■ DESCRIPTION OF THE TASK
Find the lines of data that contain the string "辅导时间均为周三下午", then list them.

Dataset items:
——
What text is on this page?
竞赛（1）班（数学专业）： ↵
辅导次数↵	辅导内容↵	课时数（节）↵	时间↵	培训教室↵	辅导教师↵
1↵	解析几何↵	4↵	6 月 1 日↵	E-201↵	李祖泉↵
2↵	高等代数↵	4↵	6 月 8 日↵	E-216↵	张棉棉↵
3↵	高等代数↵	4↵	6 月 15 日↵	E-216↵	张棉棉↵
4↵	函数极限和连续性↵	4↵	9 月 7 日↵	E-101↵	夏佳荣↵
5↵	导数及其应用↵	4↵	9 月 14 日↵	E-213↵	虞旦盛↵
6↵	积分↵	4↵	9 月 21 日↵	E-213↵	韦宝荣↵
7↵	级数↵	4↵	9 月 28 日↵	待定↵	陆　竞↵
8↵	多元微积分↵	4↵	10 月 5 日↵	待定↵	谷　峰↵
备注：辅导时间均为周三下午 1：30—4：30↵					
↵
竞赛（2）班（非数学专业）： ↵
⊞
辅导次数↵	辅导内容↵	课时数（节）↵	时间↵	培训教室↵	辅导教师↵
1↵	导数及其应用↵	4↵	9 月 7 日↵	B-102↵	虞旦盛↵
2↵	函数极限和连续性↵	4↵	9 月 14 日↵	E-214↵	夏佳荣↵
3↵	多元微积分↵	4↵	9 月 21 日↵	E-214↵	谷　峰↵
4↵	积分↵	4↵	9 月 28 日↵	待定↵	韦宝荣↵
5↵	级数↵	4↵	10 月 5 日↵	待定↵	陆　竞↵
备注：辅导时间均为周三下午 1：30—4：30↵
——
■ THE ANSWER
备注：辅导时间均为周三下午 1：30—4：30↵					
备注：辅导时间均为周三下午 1：30—4：30↵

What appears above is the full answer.